Transcribe the material below exactly as it appears.

Items:
::::

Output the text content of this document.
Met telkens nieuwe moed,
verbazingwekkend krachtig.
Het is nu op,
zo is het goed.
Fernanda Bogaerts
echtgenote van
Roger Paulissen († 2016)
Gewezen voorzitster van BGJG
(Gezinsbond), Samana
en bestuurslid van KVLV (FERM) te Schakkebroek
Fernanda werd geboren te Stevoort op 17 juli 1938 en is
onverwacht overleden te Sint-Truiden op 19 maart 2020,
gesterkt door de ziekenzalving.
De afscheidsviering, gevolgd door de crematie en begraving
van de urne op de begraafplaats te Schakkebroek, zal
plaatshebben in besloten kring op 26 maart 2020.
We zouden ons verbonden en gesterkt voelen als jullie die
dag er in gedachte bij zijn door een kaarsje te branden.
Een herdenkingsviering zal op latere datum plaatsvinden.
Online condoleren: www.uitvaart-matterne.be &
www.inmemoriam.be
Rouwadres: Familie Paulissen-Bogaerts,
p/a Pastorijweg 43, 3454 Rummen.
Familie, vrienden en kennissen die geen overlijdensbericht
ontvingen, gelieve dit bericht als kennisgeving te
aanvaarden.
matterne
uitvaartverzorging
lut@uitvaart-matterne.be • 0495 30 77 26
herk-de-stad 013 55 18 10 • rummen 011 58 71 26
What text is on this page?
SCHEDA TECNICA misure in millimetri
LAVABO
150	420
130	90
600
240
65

::::

Answer for the task:
Output the text content of this document.
Met telkens nieuwe moed,
verbazingwekkend krachtig.
Het is nu op,
zo is het goed.
Fernanda Bogaerts
echtgenote van
Roger Paulissen († 2016)
Gewezen voorzitster van BGJG
(Gezinsbond), Samana
en bestuurslid van KVLV (FERM) te Schakkebroek
Fernanda werd geboren te Stevoort op 17 juli 1938 en is
onverwacht overleden te Sint-Truiden op 19 maart 2020,
gesterkt door de ziekenzalving.
De afscheidsviering, gevolgd door de crematie en begraving
van de urne op de begraafplaats te Schakkebroek, zal
plaatshebben in besloten kring op 26 maart 2020.
We zouden ons verbonden en gesterkt voelen als jullie die
dag er in gedachte bij zijn door een kaarsje te branden.
Een herdenkingsviering zal op latere datum plaatsvinden.
Online condoleren: www.uitvaart-matterne.be &
www.inmemoriam.be
Rouwadres: Familie Paulissen-Bogaerts,
p/a Pastorijweg 43, 3454 Rummen.
Familie, vrienden en kennissen die geen overlijdensbericht
ontvingen, gelieve dit bericht als kennisgeving te
aanvaarden.
matterne
uitvaartverzorging
lut@uitvaart-matterne.be • 0495 30 77 26
herk-de-stad 013 55 18 10 • rummen 011 58 71 26
What text is on this page?
SCHEDA TECNICA misure in millimetri
LAVABO
150	420
130	90
600
240
65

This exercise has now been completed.